(Items from a data source)
▬▬▬▬▬▬▬▬▬▬

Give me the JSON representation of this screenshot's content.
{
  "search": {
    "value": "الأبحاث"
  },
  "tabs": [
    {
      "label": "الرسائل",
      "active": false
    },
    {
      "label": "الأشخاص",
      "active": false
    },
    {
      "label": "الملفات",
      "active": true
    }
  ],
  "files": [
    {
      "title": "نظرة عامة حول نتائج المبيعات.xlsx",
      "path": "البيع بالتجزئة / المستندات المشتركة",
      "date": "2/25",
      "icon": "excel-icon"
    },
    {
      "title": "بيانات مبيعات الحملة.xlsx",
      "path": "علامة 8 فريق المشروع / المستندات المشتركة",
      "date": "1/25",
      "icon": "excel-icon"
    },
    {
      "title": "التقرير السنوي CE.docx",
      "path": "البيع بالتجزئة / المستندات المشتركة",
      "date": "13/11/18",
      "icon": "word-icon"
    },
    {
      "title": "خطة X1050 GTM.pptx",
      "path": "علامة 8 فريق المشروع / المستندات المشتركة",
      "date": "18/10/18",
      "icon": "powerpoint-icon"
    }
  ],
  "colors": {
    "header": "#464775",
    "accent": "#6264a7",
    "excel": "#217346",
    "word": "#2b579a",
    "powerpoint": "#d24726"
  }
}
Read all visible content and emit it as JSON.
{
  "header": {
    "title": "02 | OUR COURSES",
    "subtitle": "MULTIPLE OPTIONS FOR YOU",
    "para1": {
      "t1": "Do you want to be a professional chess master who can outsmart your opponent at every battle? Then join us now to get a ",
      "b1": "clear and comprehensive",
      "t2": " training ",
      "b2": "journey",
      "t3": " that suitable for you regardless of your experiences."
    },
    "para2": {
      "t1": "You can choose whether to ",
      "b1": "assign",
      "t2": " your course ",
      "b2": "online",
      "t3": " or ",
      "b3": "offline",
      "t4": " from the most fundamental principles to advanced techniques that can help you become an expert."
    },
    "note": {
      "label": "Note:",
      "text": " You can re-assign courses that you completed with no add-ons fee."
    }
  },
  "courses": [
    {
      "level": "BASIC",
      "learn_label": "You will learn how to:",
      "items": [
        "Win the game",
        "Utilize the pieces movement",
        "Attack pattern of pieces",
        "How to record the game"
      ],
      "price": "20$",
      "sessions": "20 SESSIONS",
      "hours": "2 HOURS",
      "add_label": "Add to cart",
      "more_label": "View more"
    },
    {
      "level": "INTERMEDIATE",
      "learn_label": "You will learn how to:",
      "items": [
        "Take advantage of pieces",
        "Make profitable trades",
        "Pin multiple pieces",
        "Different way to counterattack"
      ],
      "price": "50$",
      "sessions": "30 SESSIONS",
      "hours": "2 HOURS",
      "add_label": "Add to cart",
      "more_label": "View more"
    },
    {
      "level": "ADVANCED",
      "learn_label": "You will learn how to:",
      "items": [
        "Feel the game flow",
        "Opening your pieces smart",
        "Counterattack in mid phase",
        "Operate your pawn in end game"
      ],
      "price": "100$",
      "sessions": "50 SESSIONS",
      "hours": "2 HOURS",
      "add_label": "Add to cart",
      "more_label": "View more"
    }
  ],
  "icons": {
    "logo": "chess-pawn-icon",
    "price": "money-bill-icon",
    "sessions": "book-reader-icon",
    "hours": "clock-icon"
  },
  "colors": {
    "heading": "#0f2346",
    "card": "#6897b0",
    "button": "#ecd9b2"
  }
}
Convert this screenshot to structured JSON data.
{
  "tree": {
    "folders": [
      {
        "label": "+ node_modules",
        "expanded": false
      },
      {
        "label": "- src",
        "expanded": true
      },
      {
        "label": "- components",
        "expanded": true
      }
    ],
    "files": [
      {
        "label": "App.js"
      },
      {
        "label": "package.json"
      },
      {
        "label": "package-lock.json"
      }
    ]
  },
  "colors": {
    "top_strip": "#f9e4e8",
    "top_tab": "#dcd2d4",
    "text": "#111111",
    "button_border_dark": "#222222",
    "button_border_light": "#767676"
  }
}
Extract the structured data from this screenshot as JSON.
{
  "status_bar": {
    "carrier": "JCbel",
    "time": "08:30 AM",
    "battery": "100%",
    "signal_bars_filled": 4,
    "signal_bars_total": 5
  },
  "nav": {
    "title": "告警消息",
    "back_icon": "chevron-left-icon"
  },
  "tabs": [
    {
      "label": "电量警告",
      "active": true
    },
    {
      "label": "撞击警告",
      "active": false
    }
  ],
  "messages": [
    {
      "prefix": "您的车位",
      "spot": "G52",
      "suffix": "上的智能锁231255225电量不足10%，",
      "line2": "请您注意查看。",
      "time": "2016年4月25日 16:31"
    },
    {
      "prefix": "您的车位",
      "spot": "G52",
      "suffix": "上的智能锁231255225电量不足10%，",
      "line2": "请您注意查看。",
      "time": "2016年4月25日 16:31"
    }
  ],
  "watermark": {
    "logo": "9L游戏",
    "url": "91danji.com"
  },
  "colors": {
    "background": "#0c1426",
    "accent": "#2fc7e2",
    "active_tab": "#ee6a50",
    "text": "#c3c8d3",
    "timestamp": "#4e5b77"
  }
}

▬▬▬▬▬▬▬▬▬▬

Output the entries verbatim.

Give me the JSON representation of this screenshot's content.
{
  "search": {
    "value": "الأبحاث"
  },
  "tabs": [
    {
      "label": "الرسائل",
      "active": false
    },
    {
      "label": "الأشخاص",
      "active": false
    },
    {
      "label": "الملفات",
      "active": true
    }
  ],
  "files": [
    {
      "title": "نظرة عامة حول نتائج المبيعات.xlsx",
      "path": "البيع بالتجزئة / المستندات المشتركة",
      "date": "2/25",
      "icon": "excel-icon"
    },
    {
      "title": "بيانات مبيعات الحملة.xlsx",
      "path": "علامة 8 فريق المشروع / المستندات المشتركة",
      "date": "1/25",
      "icon": "excel-icon"
    },
    {
      "title": "التقرير السنوي CE.docx",
      "path": "البيع بالتجزئة / المستندات المشتركة",
      "date": "13/11/18",
      "icon": "word-icon"
    },
    {
      "title": "خطة X1050 GTM.pptx",
      "path": "علامة 8 فريق المشروع / المستندات المشتركة",
      "date": "18/10/18",
      "icon": "powerpoint-icon"
    }
  ],
  "colors": {
    "header": "#464775",
    "accent": "#6264a7",
    "excel": "#217346",
    "word": "#2b579a",
    "powerpoint": "#d24726"
  }
}
Read all visible content and emit it as JSON.
{
  "header": {
    "title": "02 | OUR COURSES",
    "subtitle": "MULTIPLE OPTIONS FOR YOU",
    "para1": {
      "t1": "Do you want to be a professional chess master who can outsmart your opponent at every battle? Then join us now to get a ",
      "b1": "clear and comprehensive",
      "t2": " training ",
      "b2": "journey",
      "t3": " that suitable for you regardless of your experiences."
    },
    "para2": {
      "t1": "You can choose whether to ",
      "b1": "assign",
      "t2": " your course ",
      "b2": "online",
      "t3": " or ",
      "b3": "offline",
      "t4": " from the most fundamental principles to advanced techniques that can help you become an expert."
    },
    "note": {
      "label": "Note:",
      "text": " You can re-assign courses that you completed with no add-ons fee."
    }
  },
  "courses": [
    {
      "level": "BASIC",
      "learn_label": "You will learn how to:",
      "items": [
        "Win the game",
        "Utilize the pieces movement",
        "Attack pattern of pieces",
        "How to record the game"
      ],
      "price": "20$",
      "sessions": "20 SESSIONS",
      "hours": "2 HOURS",
      "add_label": "Add to cart",
      "more_label": "View more"
    },
    {
      "level": "INTERMEDIATE",
      "learn_label": "You will learn how to:",
      "items": [
        "Take advantage of pieces",
        "Make profitable trades",
        "Pin multiple pieces",
        "Different way to counterattack"
      ],
      "price": "50$",
      "sessions": "30 SESSIONS",
      "hours": "2 HOURS",
      "add_label": "Add to cart",
      "more_label": "View more"
    },
    {
      "level": "ADVANCED",
      "learn_label": "You will learn how to:",
      "items": [
        "Feel the game flow",
        "Opening your pieces smart",
        "Counterattack in mid phase",
        "Operate your pawn in end game"
      ],
      "price": "100$",
      "sessions": "50 SESSIONS",
      "hours": "2 HOURS",
      "add_label": "Add to cart",
      "more_label": "View more"
    }
  ],
  "icons": {
    "logo": "chess-pawn-icon",
    "price": "money-bill-icon",
    "sessions": "book-reader-icon",
    "hours": "clock-icon"
  },
  "colors": {
    "heading": "#0f2346",
    "card": "#6897b0",
    "button": "#ecd9b2"
  }
}
Convert this screenshot to structured JSON data.
{
  "tree": {
    "folders": [
      {
        "label": "+ node_modules",
        "expanded": false
      },
      {
        "label": "- src",
        "expanded": true
      },
      {
        "label": "- components",
        "expanded": true
      }
    ],
    "files": [
      {
        "label": "App.js"
      },
      {
        "label": "package.json"
      },
      {
        "label": "package-lock.json"
      }
    ]
  },
  "colors": {
    "top_strip": "#f9e4e8",
    "top_tab": "#dcd2d4",
    "text": "#111111",
    "button_border_dark": "#222222",
    "button_border_light": "#767676"
  }
}
Extract the structured data from this screenshot as JSON.
{
  "status_bar": {
    "carrier": "JCbel",
    "time": "08:30 AM",
    "battery": "100%",
    "signal_bars_filled": 4,
    "signal_bars_total": 5
  },
  "nav": {
    "title": "告警消息",
    "back_icon": "chevron-left-icon"
  },
  "tabs": [
    {
      "label": "电量警告",
      "active": true
    },
    {
      "label": "撞击警告",
      "active": false
    }
  ],
  "messages": [
    {
      "prefix": "您的车位",
      "spot": "G52",
      "suffix": "上的智能锁231255225电量不足10%，",
      "line2": "请您注意查看。",
      "time": "2016年4月25日 16:31"
    },
    {
      "prefix": "您的车位",
      "spot": "G52",
      "suffix": "上的智能锁231255225电量不足10%，",
      "line2": "请您注意查看。",
      "time": "2016年4月25日 16:31"
    }
  ],
  "watermark": {
    "logo": "9L游戏",
    "url": "91danji.com"
  },
  "colors": {
    "background": "#0c1426",
    "accent": "#2fc7e2",
    "active_tab": "#ee6a50",
    "text": "#c3c8d3",
    "timestamp": "#4e5b77"
  }
}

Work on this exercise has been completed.